Stored data
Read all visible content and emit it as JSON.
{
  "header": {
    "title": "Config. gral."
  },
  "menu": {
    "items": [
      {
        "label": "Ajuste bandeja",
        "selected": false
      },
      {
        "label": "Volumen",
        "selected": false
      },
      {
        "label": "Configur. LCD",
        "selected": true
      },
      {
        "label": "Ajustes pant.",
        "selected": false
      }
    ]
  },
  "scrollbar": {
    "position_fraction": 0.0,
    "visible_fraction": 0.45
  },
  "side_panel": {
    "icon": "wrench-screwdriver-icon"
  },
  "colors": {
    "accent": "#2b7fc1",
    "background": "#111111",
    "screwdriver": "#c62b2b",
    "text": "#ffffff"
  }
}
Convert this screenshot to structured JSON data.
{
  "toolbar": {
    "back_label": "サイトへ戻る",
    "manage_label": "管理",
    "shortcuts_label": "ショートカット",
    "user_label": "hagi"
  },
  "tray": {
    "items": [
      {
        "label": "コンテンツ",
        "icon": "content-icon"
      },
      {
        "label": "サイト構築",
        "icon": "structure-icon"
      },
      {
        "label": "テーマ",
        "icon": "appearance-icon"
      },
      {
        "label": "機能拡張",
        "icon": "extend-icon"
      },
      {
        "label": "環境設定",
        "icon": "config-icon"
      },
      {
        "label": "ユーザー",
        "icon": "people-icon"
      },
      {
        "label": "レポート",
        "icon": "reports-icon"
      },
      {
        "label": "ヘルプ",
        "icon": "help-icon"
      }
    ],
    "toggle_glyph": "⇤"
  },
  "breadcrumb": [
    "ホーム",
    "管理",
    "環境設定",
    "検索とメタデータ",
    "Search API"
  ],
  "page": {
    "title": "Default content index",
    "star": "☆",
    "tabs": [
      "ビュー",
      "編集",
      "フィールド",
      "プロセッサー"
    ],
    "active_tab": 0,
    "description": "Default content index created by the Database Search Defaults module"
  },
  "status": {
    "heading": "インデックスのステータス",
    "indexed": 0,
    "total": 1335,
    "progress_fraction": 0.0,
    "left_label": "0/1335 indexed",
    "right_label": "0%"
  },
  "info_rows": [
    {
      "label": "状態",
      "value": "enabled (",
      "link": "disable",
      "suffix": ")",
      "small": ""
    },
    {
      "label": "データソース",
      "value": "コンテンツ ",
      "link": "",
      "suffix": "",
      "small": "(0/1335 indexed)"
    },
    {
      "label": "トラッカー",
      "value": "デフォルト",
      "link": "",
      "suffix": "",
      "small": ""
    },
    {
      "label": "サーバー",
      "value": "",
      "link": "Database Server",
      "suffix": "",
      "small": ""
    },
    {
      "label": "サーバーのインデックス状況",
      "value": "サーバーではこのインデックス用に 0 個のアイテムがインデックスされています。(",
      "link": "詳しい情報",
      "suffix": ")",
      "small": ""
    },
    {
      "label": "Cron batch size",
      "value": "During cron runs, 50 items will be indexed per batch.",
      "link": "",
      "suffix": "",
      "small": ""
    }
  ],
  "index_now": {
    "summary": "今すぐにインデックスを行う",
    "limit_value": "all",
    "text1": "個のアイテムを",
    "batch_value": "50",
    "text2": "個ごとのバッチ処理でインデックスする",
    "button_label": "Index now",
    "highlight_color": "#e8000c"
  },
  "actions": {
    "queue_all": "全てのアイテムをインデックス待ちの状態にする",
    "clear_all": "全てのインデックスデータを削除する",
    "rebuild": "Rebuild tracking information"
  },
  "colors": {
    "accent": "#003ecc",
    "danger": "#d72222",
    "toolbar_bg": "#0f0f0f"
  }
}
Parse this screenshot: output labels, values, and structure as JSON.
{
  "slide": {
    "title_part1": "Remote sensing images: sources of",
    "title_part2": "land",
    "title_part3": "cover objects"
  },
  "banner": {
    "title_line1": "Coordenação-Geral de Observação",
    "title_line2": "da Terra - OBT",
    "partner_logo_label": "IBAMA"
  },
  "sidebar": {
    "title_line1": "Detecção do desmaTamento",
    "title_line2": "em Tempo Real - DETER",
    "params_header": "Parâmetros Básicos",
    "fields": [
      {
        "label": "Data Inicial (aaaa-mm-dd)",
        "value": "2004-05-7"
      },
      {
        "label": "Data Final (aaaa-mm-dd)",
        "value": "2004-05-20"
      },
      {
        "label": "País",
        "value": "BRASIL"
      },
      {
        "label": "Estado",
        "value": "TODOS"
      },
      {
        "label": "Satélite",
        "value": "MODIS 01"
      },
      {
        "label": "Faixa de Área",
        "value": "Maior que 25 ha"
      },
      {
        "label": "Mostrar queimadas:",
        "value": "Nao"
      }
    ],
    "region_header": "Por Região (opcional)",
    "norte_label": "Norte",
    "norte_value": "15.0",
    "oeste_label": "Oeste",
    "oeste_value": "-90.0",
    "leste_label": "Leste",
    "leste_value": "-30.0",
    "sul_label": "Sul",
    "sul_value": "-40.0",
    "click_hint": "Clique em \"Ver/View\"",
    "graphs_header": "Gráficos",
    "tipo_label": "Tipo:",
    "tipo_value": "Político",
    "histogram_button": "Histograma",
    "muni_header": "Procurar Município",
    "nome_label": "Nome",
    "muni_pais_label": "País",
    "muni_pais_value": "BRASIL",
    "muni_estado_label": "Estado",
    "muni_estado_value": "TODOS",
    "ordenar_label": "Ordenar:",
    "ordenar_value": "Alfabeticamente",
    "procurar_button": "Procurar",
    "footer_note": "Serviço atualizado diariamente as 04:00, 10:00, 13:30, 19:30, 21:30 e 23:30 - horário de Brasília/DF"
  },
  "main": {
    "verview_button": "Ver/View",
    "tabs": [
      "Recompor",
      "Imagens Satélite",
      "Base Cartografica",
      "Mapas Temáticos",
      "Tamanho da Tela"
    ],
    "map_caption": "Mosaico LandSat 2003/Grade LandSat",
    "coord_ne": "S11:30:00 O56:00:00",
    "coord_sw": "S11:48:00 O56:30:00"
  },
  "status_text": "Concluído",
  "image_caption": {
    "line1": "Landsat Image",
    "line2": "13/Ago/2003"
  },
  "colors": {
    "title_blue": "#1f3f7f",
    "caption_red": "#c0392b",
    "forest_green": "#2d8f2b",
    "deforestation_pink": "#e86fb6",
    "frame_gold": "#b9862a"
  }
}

— WHAT THE TASK REQUIRES —
Please reproduce each record precisely as written.

— SOLUTION TO THIS TASK —
Read all visible content and emit it as JSON.
{
  "header": {
    "title": "Config. gral."
  },
  "menu": {
    "items": [
      {
        "label": "Ajuste bandeja",
        "selected": false
      },
      {
        "label": "Volumen",
        "selected": false
      },
      {
        "label": "Configur. LCD",
        "selected": true
      },
      {
        "label": "Ajustes pant.",
        "selected": false
      }
    ]
  },
  "scrollbar": {
    "position_fraction": 0.0,
    "visible_fraction": 0.45
  },
  "side_panel": {
    "icon": "wrench-screwdriver-icon"
  },
  "colors": {
    "accent": "#2b7fc1",
    "background": "#111111",
    "screwdriver": "#c62b2b",
    "text": "#ffffff"
  }
}
Convert this screenshot to structured JSON data.
{
  "toolbar": {
    "back_label": "サイトへ戻る",
    "manage_label": "管理",
    "shortcuts_label": "ショートカット",
    "user_label": "hagi"
  },
  "tray": {
    "items": [
      {
        "label": "コンテンツ",
        "icon": "content-icon"
      },
      {
        "label": "サイト構築",
        "icon": "structure-icon"
      },
      {
        "label": "テーマ",
        "icon": "appearance-icon"
      },
      {
        "label": "機能拡張",
        "icon": "extend-icon"
      },
      {
        "label": "環境設定",
        "icon": "config-icon"
      },
      {
        "label": "ユーザー",
        "icon": "people-icon"
      },
      {
        "label": "レポート",
        "icon": "reports-icon"
      },
      {
        "label": "ヘルプ",
        "icon": "help-icon"
      }
    ],
    "toggle_glyph": "⇤"
  },
  "breadcrumb": [
    "ホーム",
    "管理",
    "環境設定",
    "検索とメタデータ",
    "Search API"
  ],
  "page": {
    "title": "Default content index",
    "star": "☆",
    "tabs": [
      "ビュー",
      "編集",
      "フィールド",
      "プロセッサー"
    ],
    "active_tab": 0,
    "description": "Default content index created by the Database Search Defaults module"
  },
  "status": {
    "heading": "インデックスのステータス",
    "indexed": 0,
    "total": 1335,
    "progress_fraction": 0.0,
    "left_label": "0/1335 indexed",
    "right_label": "0%"
  },
  "info_rows": [
    {
      "label": "状態",
      "value": "enabled (",
      "link": "disable",
      "suffix": ")",
      "small": ""
    },
    {
      "label": "データソース",
      "value": "コンテンツ ",
      "link": "",
      "suffix": "",
      "small": "(0/1335 indexed)"
    },
    {
      "label": "トラッカー",
      "value": "デフォルト",
      "link": "",
      "suffix": "",
      "small": ""
    },
    {
      "label": "サーバー",
      "value": "",
      "link": "Database Server",
      "suffix": "",
      "small": ""
    },
    {
      "label": "サーバーのインデックス状況",
      "value": "サーバーではこのインデックス用に 0 個のアイテムがインデックスされています。(",
      "link": "詳しい情報",
      "suffix": ")",
      "small": ""
    },
    {
      "label": "Cron batch size",
      "value": "During cron runs, 50 items will be indexed per batch.",
      "link": "",
      "suffix": "",
      "small": ""
    }
  ],
  "index_now": {
    "summary": "今すぐにインデックスを行う",
    "limit_value": "all",
    "text1": "個のアイテムを",
    "batch_value": "50",
    "text2": "個ごとのバッチ処理でインデックスする",
    "button_label": "Index now",
    "highlight_color": "#e8000c"
  },
  "actions": {
    "queue_all": "全てのアイテムをインデックス待ちの状態にする",
    "clear_all": "全てのインデックスデータを削除する",
    "rebuild": "Rebuild tracking information"
  },
  "colors": {
    "accent": "#003ecc",
    "danger": "#d72222",
    "toolbar_bg": "#0f0f0f"
  }
}
Parse this screenshot: output labels, values, and structure as JSON.
{
  "slide": {
    "title_part1": "Remote sensing images: sources of",
    "title_part2": "land",
    "title_part3": "cover objects"
  },
  "banner": {
    "title_line1": "Coordenação-Geral de Observação",
    "title_line2": "da Terra - OBT",
    "partner_logo_label": "IBAMA"
  },
  "sidebar": {
    "title_line1": "Detecção do desmaTamento",
    "title_line2": "em Tempo Real - DETER",
    "params_header": "Parâmetros Básicos",
    "fields": [
      {
        "label": "Data Inicial (aaaa-mm-dd)",
        "value": "2004-05-7"
      },
      {
        "label": "Data Final (aaaa-mm-dd)",
        "value": "2004-05-20"
      },
      {
        "label": "País",
        "value": "BRASIL"
      },
      {
        "label": "Estado",
        "value": "TODOS"
      },
      {
        "label": "Satélite",
        "value": "MODIS 01"
      },
      {
        "label": "Faixa de Área",
        "value": "Maior que 25 ha"
      },
      {
        "label": "Mostrar queimadas:",
        "value": "Nao"
      }
    ],
    "region_header": "Por Região (opcional)",
    "norte_label": "Norte",
    "norte_value": "15.0",
    "oeste_label": "Oeste",
    "oeste_value": "-90.0",
    "leste_label": "Leste",
    "leste_value": "-30.0",
    "sul_label": "Sul",
    "sul_value": "-40.0",
    "click_hint": "Clique em \"Ver/View\"",
    "graphs_header": "Gráficos",
    "tipo_label": "Tipo:",
    "tipo_value": "Político",
    "histogram_button": "Histograma",
    "muni_header": "Procurar Município",
    "nome_label": "Nome",
    "muni_pais_label": "País",
    "muni_pais_value": "BRASIL",
    "muni_estado_label": "Estado",
    "muni_estado_value": "TODOS",
    "ordenar_label": "Ordenar:",
    "ordenar_value": "Alfabeticamente",
    "procurar_button": "Procurar",
    "footer_note": "Serviço atualizado diariamente as 04:00, 10:00, 13:30, 19:30, 21:30 e 23:30 - horário de Brasília/DF"
  },
  "main": {
    "verview_button": "Ver/View",
    "tabs": [
      "Recompor",
      "Imagens Satélite",
      "Base Cartografica",
      "Mapas Temáticos",
      "Tamanho da Tela"
    ],
    "map_caption": "Mosaico LandSat 2003/Grade LandSat",
    "coord_ne": "S11:30:00 O56:00:00",
    "coord_sw": "S11:48:00 O56:30:00"
  },
  "status_text": "Concluído",
  "image_caption": {
    "line1": "Landsat Image",
    "line2": "13/Ago/2003"
  },
  "colors": {
    "title_blue": "#1f3f7f",
    "caption_red": "#c0392b",
    "forest_green": "#2d8f2b",
    "deforestation_pink": "#e86fb6",
    "frame_gold": "#b9862a"
  }
}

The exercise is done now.